++++ 本文 ++++

なぜ、未だに、これほどまでに「芸術」という言説に対して無自覚でいられるのか。しかも、「芸術」を手放しで信仰できるのか。
いわゆる「現代美術」業界の人々(アーティストも含め)と語り合うとき、しばしば感じる疑問である。あたかもデュシャンによる「芸術」の根源的メタ言語化などなかったかのように、あたかも前世紀初頭のアヴァンギャルドによる「芸術」の粉砕の野望などなかったかのように、あたかも「芸術」の「老い」や「死」を絶望的に語ったアドルノやブランショなどいなかったかのように、あたかもポストモダニズムによる「芸術」の脱構築とその社会への広告的溶解などなかったかのように、人々は「芸術」という言説の権力に今なお語らされるがままになっている。
しかし、ここに、そのような言説に「居心地の悪さ」を感じつつ、創作を続ける稀なアーティスト(?)がいる。川俣正である。彼は最近、その名も『アートレス』という本を出した。

++++

練習問題 1:
「芸術」をめぐる言説を論じた本文から、次の一文を英語に訳しなさい。「彼は最近、その名も『アートレス』という本を出した。」
練習問題 2:
「芸術」をめぐる言説を論じた本文の最後の文に続けて、その先を書き進めなさい。

++++ 提供一覧 ++++

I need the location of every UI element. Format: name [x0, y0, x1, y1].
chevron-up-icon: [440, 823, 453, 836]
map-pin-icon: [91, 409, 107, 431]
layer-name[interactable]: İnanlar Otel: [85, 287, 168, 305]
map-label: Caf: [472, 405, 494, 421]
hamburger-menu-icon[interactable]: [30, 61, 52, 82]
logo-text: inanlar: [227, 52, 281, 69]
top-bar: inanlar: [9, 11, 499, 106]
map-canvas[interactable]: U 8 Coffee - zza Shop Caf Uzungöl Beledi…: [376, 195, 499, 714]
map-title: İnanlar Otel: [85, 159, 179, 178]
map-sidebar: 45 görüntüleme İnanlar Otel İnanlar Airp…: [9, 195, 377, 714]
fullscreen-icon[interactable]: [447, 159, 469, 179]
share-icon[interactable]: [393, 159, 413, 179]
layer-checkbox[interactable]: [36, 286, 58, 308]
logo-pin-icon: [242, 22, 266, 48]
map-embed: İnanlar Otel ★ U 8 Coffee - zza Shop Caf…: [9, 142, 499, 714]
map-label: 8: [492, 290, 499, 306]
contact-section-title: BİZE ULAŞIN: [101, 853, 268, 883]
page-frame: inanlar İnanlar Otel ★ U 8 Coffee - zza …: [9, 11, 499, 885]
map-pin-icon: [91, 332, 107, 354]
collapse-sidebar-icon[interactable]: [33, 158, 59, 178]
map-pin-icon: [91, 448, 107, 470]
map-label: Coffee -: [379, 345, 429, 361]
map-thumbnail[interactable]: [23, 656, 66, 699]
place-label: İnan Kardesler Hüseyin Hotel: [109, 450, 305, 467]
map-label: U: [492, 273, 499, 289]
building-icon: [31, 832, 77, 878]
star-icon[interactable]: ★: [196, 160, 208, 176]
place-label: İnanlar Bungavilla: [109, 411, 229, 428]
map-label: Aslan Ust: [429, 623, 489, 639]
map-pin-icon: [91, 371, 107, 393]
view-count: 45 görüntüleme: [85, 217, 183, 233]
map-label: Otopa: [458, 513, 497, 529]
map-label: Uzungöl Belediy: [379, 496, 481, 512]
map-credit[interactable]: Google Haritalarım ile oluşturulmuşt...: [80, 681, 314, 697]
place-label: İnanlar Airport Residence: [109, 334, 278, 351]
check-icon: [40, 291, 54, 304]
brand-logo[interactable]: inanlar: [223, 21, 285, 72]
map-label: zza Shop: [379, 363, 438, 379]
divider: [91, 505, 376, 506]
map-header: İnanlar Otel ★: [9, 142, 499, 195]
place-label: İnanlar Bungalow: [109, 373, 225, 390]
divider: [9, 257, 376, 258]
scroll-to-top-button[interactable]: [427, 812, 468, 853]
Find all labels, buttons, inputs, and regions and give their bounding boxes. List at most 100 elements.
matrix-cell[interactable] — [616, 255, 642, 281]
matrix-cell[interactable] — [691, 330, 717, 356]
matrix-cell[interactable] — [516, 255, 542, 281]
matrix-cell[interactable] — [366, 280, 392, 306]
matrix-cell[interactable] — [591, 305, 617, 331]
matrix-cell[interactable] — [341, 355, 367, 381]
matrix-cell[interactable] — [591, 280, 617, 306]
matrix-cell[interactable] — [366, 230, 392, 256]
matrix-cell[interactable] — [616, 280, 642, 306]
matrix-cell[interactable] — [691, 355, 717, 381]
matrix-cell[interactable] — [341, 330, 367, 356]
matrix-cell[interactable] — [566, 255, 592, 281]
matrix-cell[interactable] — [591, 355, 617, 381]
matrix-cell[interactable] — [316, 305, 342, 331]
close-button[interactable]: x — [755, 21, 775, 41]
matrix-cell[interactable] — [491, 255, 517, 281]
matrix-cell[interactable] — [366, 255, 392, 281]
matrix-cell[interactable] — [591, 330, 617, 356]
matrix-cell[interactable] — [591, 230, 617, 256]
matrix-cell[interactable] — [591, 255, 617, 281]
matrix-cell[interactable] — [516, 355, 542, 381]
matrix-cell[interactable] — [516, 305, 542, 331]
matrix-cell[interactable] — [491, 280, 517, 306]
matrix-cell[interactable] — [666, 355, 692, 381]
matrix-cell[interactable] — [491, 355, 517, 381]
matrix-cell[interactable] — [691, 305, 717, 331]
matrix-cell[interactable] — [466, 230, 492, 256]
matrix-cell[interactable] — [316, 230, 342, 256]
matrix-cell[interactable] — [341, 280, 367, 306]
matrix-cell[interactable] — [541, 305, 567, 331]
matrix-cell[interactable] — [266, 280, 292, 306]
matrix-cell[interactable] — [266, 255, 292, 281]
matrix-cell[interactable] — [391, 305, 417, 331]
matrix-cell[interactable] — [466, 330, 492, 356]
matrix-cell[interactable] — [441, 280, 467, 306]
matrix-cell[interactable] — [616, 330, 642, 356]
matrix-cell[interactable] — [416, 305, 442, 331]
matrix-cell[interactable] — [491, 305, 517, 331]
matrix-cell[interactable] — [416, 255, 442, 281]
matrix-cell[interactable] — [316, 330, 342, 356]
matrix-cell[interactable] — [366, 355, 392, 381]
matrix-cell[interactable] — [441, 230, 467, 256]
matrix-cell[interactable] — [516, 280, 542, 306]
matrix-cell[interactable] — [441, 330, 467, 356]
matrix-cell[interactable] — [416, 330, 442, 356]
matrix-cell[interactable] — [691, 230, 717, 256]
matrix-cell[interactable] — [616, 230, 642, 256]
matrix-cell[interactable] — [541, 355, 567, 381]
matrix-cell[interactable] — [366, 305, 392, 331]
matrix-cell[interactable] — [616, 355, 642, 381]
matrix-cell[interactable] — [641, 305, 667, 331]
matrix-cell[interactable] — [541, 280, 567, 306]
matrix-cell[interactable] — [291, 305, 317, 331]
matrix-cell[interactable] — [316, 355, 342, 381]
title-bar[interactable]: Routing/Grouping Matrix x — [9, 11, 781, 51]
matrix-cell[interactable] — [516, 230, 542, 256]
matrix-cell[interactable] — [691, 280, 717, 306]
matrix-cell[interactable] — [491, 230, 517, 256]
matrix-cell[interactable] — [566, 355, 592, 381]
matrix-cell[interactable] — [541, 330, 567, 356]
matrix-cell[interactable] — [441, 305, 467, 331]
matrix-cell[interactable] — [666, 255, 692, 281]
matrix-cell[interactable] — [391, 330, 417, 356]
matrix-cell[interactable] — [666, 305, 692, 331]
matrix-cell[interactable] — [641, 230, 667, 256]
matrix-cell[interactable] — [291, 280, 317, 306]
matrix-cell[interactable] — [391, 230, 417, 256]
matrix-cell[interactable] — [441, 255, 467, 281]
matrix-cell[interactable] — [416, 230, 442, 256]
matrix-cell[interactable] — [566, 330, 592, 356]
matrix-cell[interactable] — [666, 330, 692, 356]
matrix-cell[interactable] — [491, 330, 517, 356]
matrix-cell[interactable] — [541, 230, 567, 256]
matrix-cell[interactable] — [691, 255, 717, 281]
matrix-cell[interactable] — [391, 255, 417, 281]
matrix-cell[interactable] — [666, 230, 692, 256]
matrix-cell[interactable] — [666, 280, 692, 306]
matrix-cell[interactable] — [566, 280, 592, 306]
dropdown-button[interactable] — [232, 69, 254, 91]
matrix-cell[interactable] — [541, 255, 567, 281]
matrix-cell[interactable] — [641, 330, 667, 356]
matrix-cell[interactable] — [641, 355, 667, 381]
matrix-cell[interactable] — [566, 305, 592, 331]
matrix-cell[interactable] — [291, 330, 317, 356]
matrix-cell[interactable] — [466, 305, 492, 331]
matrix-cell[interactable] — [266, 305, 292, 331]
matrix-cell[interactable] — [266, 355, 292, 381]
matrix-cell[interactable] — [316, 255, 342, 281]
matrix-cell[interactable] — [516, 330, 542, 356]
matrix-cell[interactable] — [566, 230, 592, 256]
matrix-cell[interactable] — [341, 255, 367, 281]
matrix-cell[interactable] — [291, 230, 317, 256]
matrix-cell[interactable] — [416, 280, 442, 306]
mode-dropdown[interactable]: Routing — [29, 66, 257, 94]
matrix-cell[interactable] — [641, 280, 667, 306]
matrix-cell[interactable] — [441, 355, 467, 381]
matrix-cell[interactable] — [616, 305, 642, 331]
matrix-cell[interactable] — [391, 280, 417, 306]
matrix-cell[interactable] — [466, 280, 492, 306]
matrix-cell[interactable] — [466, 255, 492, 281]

++++

解答 1:
He recently published a book bearing the very title *Artless*.

解答 2:
「自分の行なっている仕事を他人に紹介する時、なかなかうまく説明できないもどかしさをいつも感じる。『これは現代美術です』などと言って、他の美術との住み分けをはっきりさせ、現代の美術ということで何だか訳がわからない作品を、わからないということが、そのまま現代美術ではステイタスになってしまうことの凡庸さに、自分は付き合いきれないところがあるし、コンテンポラリー・アートなどという洒落た言葉の中にある、何か上滑りするような気持ち悪さの中にいたいとも思わない。美術家などという呼ばれ方に対しても面映ゆい気持ちになる。自分がかかわっている美術というジャンルに対して卑下することはないにしても、どうも居心地の悪さを感じる。なぜこのように思うかと言うと、どこかで自分の現在行なっている仕事を美術、ましてや現代美術などと思っていないところが自分の中にあるような気がする」★一。
「もどかしさ」「気持ち悪さ」「面映ゆい気持ち」「居心地の悪さ」と、川俣でさえ体感的にとりあえずは語らねばならないほどある意味でわれわれの身体に棲み、憑いた「芸術」という言説への違和感、懐疑。これを実践・理論上の出発点とすることなくして、そもそもこの歴史の時点で創作などということが、そしてそれについて語ることなどができるのだろうか。「アートレス」の提言。あえて川俣は問う。「アートとは何か?」「何がアートなのか?」「アートは本当に我々の生活の中に必要なものなのか?」「もし必要であるなら、どのようなものとしてなのか?」★二。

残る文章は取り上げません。